THE TASK
Your answer should be every line with the word "sobre", copied from the data below.

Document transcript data
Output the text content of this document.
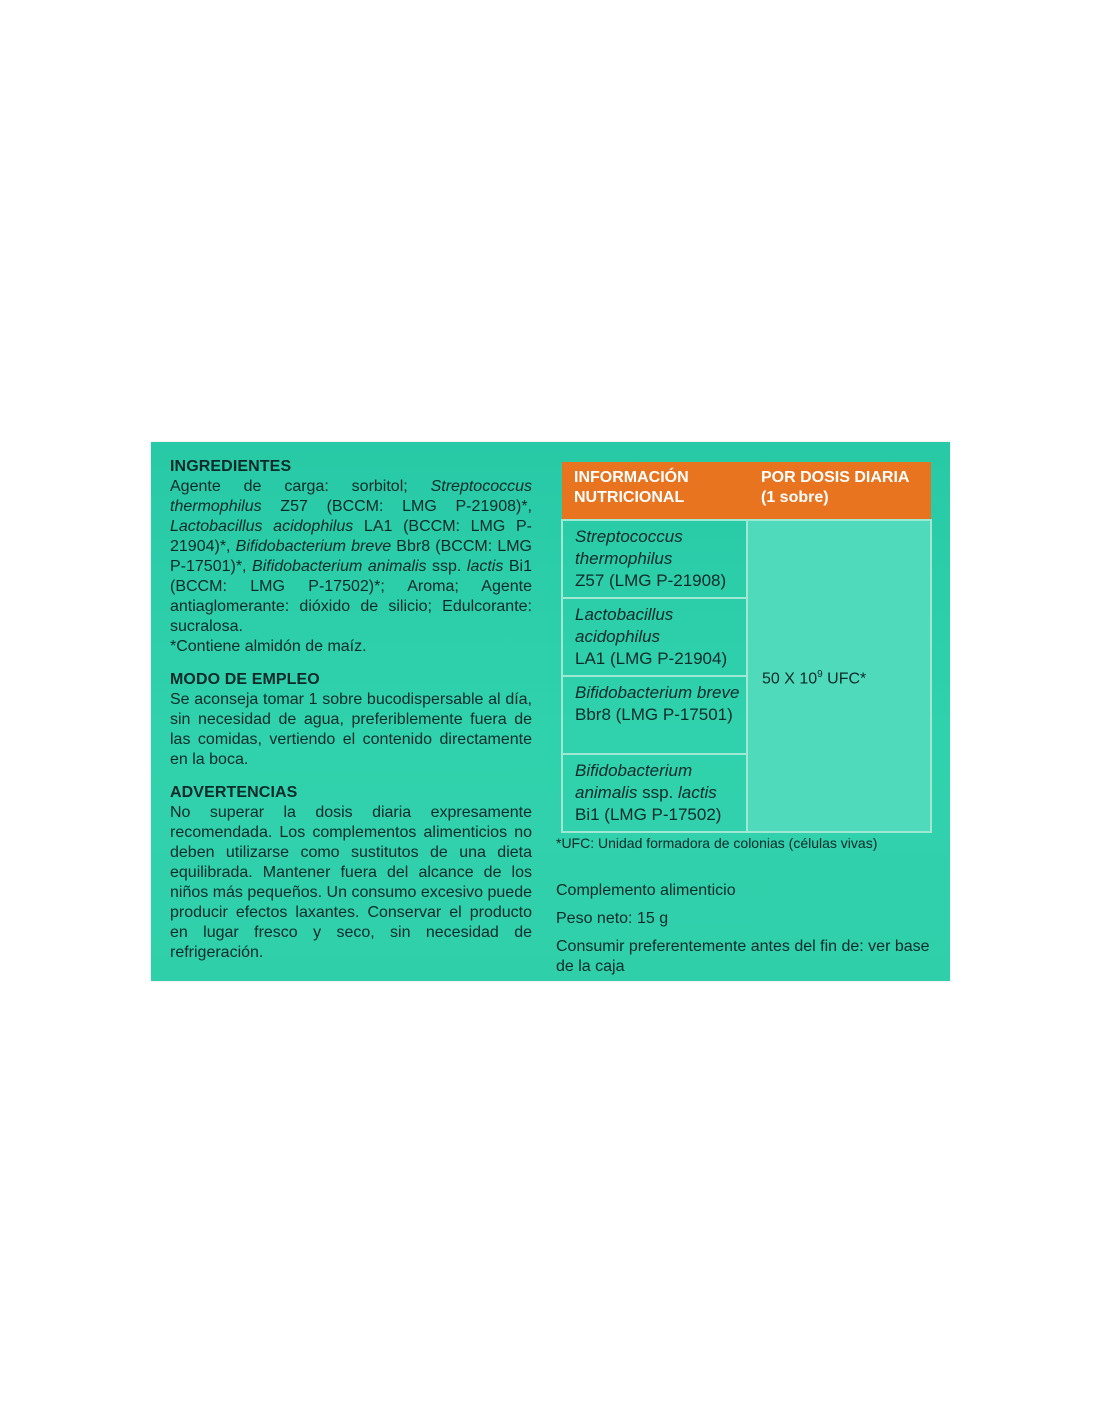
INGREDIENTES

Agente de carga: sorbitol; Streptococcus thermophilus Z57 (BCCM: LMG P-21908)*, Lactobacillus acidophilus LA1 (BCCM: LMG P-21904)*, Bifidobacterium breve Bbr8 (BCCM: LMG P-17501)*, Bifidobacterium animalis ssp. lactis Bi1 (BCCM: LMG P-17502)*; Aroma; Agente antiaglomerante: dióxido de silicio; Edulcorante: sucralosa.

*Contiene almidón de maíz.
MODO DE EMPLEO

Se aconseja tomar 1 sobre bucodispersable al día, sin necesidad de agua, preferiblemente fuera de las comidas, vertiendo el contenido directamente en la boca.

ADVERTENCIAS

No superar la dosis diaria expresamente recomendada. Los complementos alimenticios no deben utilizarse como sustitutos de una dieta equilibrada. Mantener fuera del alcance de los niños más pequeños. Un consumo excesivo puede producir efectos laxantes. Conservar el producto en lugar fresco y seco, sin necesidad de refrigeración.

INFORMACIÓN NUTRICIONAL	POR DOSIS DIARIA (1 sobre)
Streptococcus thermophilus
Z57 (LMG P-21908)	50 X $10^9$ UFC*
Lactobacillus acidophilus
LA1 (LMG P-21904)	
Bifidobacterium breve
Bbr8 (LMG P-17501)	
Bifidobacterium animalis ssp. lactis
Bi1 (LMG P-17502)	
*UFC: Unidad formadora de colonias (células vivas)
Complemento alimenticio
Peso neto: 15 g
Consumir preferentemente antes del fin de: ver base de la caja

SOLUTION BELOW
Se aconseja tomar 1 sobre bucodispersable al día, sin necesidad de agua, preferiblemente fuera de las comidas, vertiendo el contenido directamente en la boca.
INFORMACIÓN NUTRICIONAL	POR DOSIS DIARIA (1 sobre)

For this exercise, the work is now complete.